__Directions__.
Take the material and output all of it exactly.

__Data lines__.

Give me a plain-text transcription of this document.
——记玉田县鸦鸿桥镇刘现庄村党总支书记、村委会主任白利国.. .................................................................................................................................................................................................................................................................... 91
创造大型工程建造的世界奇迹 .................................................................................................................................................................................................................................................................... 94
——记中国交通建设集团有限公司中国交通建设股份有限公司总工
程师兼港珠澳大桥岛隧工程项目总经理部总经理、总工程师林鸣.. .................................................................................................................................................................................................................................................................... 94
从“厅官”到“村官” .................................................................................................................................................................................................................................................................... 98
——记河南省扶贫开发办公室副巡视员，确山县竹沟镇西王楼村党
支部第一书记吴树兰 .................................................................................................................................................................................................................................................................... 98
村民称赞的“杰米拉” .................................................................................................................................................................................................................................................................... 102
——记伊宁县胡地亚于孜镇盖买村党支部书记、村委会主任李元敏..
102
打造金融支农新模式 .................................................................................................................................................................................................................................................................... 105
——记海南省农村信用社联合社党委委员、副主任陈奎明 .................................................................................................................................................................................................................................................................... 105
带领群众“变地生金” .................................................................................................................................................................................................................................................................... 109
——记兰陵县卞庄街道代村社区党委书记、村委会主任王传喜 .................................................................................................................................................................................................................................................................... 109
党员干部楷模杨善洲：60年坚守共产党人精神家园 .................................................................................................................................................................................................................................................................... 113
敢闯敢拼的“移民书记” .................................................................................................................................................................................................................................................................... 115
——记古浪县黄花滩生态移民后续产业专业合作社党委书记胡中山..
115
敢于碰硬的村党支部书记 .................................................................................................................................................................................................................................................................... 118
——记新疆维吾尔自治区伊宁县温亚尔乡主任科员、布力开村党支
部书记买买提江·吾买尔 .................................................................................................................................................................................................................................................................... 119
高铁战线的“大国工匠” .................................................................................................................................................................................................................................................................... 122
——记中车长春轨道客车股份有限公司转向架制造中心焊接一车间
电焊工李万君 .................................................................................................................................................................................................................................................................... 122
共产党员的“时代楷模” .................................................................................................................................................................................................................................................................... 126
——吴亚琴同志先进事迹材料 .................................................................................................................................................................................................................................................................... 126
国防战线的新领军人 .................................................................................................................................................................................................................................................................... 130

__Solved problem__.
Give me a plain-text transcription of this document.
——记玉田县鸦鸿桥镇刘现庄村党总支书记、村委会主任白利国.. .................................................................................................................................................................................................................................................................... 91
创造大型工程建造的世界奇迹 .................................................................................................................................................................................................................................................................... 94
——记中国交通建设集团有限公司中国交通建设股份有限公司总工
程师兼港珠澳大桥岛隧工程项目总经理部总经理、总工程师林鸣.. .................................................................................................................................................................................................................................................................... 94
从“厅官”到“村官” .................................................................................................................................................................................................................................................................... 98
——记河南省扶贫开发办公室副巡视员，确山县竹沟镇西王楼村党
支部第一书记吴树兰 .................................................................................................................................................................................................................................................................... 98
村民称赞的“杰米拉” .................................................................................................................................................................................................................................................................... 102
——记伊宁县胡地亚于孜镇盖买村党支部书记、村委会主任李元敏..
102
打造金融支农新模式 .................................................................................................................................................................................................................................................................... 105
——记海南省农村信用社联合社党委委员、副主任陈奎明 .................................................................................................................................................................................................................................................................... 105
带领群众“变地生金” .................................................................................................................................................................................................................................................................... 109
——记兰陵县卞庄街道代村社区党委书记、村委会主任王传喜 .................................................................................................................................................................................................................................................................... 109
党员干部楷模杨善洲：60年坚守共产党人精神家园 .................................................................................................................................................................................................................................................................... 113
敢闯敢拼的“移民书记” .................................................................................................................................................................................................................................................................... 115
——记古浪县黄花滩生态移民后续产业专业合作社党委书记胡中山..
115
敢于碰硬的村党支部书记 .................................................................................................................................................................................................................................................................... 118
——记新疆维吾尔自治区伊宁县温亚尔乡主任科员、布力开村党支
部书记买买提江·吾买尔 .................................................................................................................................................................................................................................................................... 119
高铁战线的“大国工匠” .................................................................................................................................................................................................................................................................... 122
——记中车长春轨道客车股份有限公司转向架制造中心焊接一车间
电焊工李万君 .................................................................................................................................................................................................................................................................... 122
共产党员的“时代楷模” .................................................................................................................................................................................................................................................................... 126
——吴亚琴同志先进事迹材料 .................................................................................................................................................................................................................................................................... 126
国防战线的新领军人 .................................................................................................................................................................................................................................................................... 130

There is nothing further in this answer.